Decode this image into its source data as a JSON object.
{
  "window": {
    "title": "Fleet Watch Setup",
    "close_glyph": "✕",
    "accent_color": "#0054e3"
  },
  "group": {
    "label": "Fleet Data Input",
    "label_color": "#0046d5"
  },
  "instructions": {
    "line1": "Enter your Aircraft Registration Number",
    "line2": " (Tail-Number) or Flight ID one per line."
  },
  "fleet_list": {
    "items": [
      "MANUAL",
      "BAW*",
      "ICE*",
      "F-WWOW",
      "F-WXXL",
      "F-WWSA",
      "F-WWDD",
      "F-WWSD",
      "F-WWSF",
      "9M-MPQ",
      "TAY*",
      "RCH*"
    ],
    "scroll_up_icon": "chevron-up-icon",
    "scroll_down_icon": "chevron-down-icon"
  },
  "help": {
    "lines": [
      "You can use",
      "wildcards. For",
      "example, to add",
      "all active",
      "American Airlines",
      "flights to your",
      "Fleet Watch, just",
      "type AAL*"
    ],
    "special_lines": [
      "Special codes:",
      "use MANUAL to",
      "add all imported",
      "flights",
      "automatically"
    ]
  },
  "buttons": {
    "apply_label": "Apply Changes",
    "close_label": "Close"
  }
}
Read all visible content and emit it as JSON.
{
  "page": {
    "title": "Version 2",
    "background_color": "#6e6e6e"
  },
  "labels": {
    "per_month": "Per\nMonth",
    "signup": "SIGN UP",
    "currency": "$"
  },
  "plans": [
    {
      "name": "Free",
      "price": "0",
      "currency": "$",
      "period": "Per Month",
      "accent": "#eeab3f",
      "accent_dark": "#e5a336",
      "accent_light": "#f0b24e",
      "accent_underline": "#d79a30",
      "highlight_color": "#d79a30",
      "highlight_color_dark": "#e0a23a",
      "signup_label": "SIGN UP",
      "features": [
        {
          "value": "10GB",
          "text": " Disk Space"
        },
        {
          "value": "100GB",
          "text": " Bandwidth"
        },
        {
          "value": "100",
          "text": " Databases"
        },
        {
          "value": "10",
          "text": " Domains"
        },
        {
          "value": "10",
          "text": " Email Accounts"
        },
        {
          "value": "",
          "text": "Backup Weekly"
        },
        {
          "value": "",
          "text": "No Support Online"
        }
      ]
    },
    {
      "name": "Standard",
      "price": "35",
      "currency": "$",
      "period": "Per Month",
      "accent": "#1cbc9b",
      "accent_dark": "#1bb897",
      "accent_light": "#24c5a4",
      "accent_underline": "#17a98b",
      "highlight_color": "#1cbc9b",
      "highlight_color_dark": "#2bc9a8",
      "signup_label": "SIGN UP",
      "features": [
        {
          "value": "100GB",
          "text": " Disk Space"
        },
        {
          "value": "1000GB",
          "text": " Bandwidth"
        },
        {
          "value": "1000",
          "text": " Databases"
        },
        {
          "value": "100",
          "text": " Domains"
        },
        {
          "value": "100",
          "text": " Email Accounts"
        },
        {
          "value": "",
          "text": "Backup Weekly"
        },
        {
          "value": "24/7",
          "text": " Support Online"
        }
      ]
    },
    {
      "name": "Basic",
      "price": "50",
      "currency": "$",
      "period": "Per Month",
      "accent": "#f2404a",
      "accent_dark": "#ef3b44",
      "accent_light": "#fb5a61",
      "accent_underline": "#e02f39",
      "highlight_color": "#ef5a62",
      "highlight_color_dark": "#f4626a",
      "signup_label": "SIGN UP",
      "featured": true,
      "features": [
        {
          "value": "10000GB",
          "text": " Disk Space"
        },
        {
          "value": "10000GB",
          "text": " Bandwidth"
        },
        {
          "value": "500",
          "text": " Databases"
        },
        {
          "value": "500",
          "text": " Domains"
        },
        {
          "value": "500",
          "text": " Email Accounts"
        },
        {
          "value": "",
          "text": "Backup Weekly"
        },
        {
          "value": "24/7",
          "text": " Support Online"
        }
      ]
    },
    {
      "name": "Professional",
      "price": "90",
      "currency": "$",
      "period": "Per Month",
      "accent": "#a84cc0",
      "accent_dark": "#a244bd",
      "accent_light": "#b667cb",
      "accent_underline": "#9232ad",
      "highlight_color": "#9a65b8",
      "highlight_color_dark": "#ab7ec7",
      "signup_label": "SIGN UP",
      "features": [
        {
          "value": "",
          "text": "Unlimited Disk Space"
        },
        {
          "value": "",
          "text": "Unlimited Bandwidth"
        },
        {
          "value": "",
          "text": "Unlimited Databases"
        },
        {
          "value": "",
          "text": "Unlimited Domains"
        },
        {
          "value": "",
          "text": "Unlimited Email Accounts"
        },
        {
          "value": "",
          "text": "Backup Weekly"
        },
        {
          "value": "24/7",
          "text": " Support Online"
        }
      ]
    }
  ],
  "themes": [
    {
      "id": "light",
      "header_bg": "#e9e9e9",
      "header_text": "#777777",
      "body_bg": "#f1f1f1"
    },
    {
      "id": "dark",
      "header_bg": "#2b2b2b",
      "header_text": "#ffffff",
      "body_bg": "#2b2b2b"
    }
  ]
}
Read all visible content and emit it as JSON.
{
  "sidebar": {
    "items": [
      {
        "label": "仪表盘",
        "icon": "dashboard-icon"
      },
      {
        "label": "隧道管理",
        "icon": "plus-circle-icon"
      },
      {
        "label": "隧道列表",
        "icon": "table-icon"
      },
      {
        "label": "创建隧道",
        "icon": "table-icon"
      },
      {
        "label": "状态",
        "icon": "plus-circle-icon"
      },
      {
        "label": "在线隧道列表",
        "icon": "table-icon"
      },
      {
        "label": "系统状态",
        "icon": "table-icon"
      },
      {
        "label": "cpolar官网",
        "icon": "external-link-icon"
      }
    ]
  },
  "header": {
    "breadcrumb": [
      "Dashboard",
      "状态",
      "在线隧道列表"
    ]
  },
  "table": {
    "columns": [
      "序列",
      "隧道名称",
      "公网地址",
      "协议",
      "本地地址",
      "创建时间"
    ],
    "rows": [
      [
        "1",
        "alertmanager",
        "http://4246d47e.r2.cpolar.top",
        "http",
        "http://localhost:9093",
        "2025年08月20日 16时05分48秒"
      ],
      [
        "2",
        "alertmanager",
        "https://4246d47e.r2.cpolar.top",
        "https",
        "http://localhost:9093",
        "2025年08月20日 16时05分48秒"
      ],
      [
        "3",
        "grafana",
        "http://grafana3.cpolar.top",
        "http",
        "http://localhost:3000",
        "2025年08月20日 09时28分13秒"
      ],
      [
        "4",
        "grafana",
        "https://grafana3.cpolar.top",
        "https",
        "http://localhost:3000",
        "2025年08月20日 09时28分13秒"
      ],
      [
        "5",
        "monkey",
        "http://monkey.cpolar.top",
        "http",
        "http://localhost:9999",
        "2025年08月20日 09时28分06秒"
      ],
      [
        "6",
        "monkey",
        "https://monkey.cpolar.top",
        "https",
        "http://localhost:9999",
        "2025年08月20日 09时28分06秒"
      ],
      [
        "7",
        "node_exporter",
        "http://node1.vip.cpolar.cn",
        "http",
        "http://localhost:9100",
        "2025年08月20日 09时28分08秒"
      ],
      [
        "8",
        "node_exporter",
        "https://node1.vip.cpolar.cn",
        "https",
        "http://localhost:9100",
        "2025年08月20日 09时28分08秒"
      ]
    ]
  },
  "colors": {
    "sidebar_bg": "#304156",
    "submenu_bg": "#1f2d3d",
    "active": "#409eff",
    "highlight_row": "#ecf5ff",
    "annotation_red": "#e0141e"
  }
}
● ● ● ● ●
§ Exercise brief
Faithfully copy every entry, leaving nothing out.

§ Task response
Decode this image into its source data as a JSON object.
{
  "window": {
    "title": "Fleet Watch Setup",
    "close_glyph": "✕",
    "accent_color": "#0054e3"
  },
  "group": {
    "label": "Fleet Data Input",
    "label_color": "#0046d5"
  },
  "instructions": {
    "line1": "Enter your Aircraft Registration Number",
    "line2": " (Tail-Number) or Flight ID one per line."
  },
  "fleet_list": {
    "items": [
      "MANUAL",
      "BAW*",
      "ICE*",
      "F-WWOW",
      "F-WXXL",
      "F-WWSA",
      "F-WWDD",
      "F-WWSD",
      "F-WWSF",
      "9M-MPQ",
      "TAY*",
      "RCH*"
    ],
    "scroll_up_icon": "chevron-up-icon",
    "scroll_down_icon": "chevron-down-icon"
  },
  "help": {
    "lines": [
      "You can use",
      "wildcards. For",
      "example, to add",
      "all active",
      "American Airlines",
      "flights to your",
      "Fleet Watch, just",
      "type AAL*"
    ],
    "special_lines": [
      "Special codes:",
      "use MANUAL to",
      "add all imported",
      "flights",
      "automatically"
    ]
  },
  "buttons": {
    "apply_label": "Apply Changes",
    "close_label": "Close"
  }
}
Read all visible content and emit it as JSON.
{
  "page": {
    "title": "Version 2",
    "background_color": "#6e6e6e"
  },
  "labels": {
    "per_month": "Per\nMonth",
    "signup": "SIGN UP",
    "currency": "$"
  },
  "plans": [
    {
      "name": "Free",
      "price": "0",
      "currency": "$",
      "period": "Per Month",
      "accent": "#eeab3f",
      "accent_dark": "#e5a336",
      "accent_light": "#f0b24e",
      "accent_underline": "#d79a30",
      "highlight_color": "#d79a30",
      "highlight_color_dark": "#e0a23a",
      "signup_label": "SIGN UP",
      "features": [
        {
          "value": "10GB",
          "text": " Disk Space"
        },
        {
          "value": "100GB",
          "text": " Bandwidth"
        },
        {
          "value": "100",
          "text": " Databases"
        },
        {
          "value": "10",
          "text": " Domains"
        },
        {
          "value": "10",
          "text": " Email Accounts"
        },
        {
          "value": "",
          "text": "Backup Weekly"
        },
        {
          "value": "",
          "text": "No Support Online"
        }
      ]
    },
    {
      "name": "Standard",
      "price": "35",
      "currency": "$",
      "period": "Per Month",
      "accent": "#1cbc9b",
      "accent_dark": "#1bb897",
      "accent_light": "#24c5a4",
      "accent_underline": "#17a98b",
      "highlight_color": "#1cbc9b",
      "highlight_color_dark": "#2bc9a8",
      "signup_label": "SIGN UP",
      "features": [
        {
          "value": "100GB",
          "text": " Disk Space"
        },
        {
          "value": "1000GB",
          "text": " Bandwidth"
        },
        {
          "value": "1000",
          "text": " Databases"
        },
        {
          "value": "100",
          "text": " Domains"
        },
        {
          "value": "100",
          "text": " Email Accounts"
        },
        {
          "value": "",
          "text": "Backup Weekly"
        },
        {
          "value": "24/7",
          "text": " Support Online"
        }
      ]
    },
    {
      "name": "Basic",
      "price": "50",
      "currency": "$",
      "period": "Per Month",
      "accent": "#f2404a",
      "accent_dark": "#ef3b44",
      "accent_light": "#fb5a61",
      "accent_underline": "#e02f39",
      "highlight_color": "#ef5a62",
      "highlight_color_dark": "#f4626a",
      "signup_label": "SIGN UP",
      "featured": true,
      "features": [
        {
          "value": "10000GB",
          "text": " Disk Space"
        },
        {
          "value": "10000GB",
          "text": " Bandwidth"
        },
        {
          "value": "500",
          "text": " Databases"
        },
        {
          "value": "500",
          "text": " Domains"
        },
        {
          "value": "500",
          "text": " Email Accounts"
        },
        {
          "value": "",
          "text": "Backup Weekly"
        },
        {
          "value": "24/7",
          "text": " Support Online"
        }
      ]
    },
    {
      "name": "Professional",
      "price": "90",
      "currency": "$",
      "period": "Per Month",
      "accent": "#a84cc0",
      "accent_dark": "#a244bd",
      "accent_light": "#b667cb",
      "accent_underline": "#9232ad",
      "highlight_color": "#9a65b8",
      "highlight_color_dark": "#ab7ec7",
      "signup_label": "SIGN UP",
      "features": [
        {
          "value": "",
          "text": "Unlimited Disk Space"
        },
        {
          "value": "",
          "text": "Unlimited Bandwidth"
        },
        {
          "value": "",
          "text": "Unlimited Databases"
        },
        {
          "value": "",
          "text": "Unlimited Domains"
        },
        {
          "value": "",
          "text": "Unlimited Email Accounts"
        },
        {
          "value": "",
          "text": "Backup Weekly"
        },
        {
          "value": "24/7",
          "text": " Support Online"
        }
      ]
    }
  ],
  "themes": [
    {
      "id": "light",
      "header_bg": "#e9e9e9",
      "header_text": "#777777",
      "body_bg": "#f1f1f1"
    },
    {
      "id": "dark",
      "header_bg": "#2b2b2b",
      "header_text": "#ffffff",
      "body_bg": "#2b2b2b"
    }
  ]
}
Read all visible content and emit it as JSON.
{
  "sidebar": {
    "items": [
      {
        "label": "仪表盘",
        "icon": "dashboard-icon"
      },
      {
        "label": "隧道管理",
        "icon": "plus-circle-icon"
      },
      {
        "label": "隧道列表",
        "icon": "table-icon"
      },
      {
        "label": "创建隧道",
        "icon": "table-icon"
      },
      {
        "label": "状态",
        "icon": "plus-circle-icon"
      },
      {
        "label": "在线隧道列表",
        "icon": "table-icon"
      },
      {
        "label": "系统状态",
        "icon": "table-icon"
      },
      {
        "label": "cpolar官网",
        "icon": "external-link-icon"
      }
    ]
  },
  "header": {
    "breadcrumb": [
      "Dashboard",
      "状态",
      "在线隧道列表"
    ]
  },
  "table": {
    "columns": [
      "序列",
      "隧道名称",
      "公网地址",
      "协议",
      "本地地址",
      "创建时间"
    ],
    "rows": [
      [
        "1",
        "alertmanager",
        "http://4246d47e.r2.cpolar.top",
        "http",
        "http://localhost:9093",
        "2025年08月20日 16时05分48秒"
      ],
      [
        "2",
        "alertmanager",
        "https://4246d47e.r2.cpolar.top",
        "https",
        "http://localhost:9093",
        "2025年08月20日 16时05分48秒"
      ],
      [
        "3",
        "grafana",
        "http://grafana3.cpolar.top",
        "http",
        "http://localhost:3000",
        "2025年08月20日 09时28分13秒"
      ],
      [
        "4",
        "grafana",
        "https://grafana3.cpolar.top",
        "https",
        "http://localhost:3000",
        "2025年08月20日 09时28分13秒"
      ],
      [
        "5",
        "monkey",
        "http://monkey.cpolar.top",
        "http",
        "http://localhost:9999",
        "2025年08月20日 09时28分06秒"
      ],
      [
        "6",
        "monkey",
        "https://monkey.cpolar.top",
        "https",
        "http://localhost:9999",
        "2025年08月20日 09时28分06秒"
      ],
      [
        "7",
        "node_exporter",
        "http://node1.vip.cpolar.cn",
        "http",
        "http://localhost:9100",
        "2025年08月20日 09时28分08秒"
      ],
      [
        "8",
        "node_exporter",
        "https://node1.vip.cpolar.cn",
        "https",
        "http://localhost:9100",
        "2025年08月20日 09时28分08秒"
      ]
    ]
  },
  "colors": {
    "sidebar_bg": "#304156",
    "submenu_bg": "#1f2d3d",
    "active": "#409eff",
    "highlight_row": "#ecf5ff",
    "annotation_red": "#e0141e"
  }
}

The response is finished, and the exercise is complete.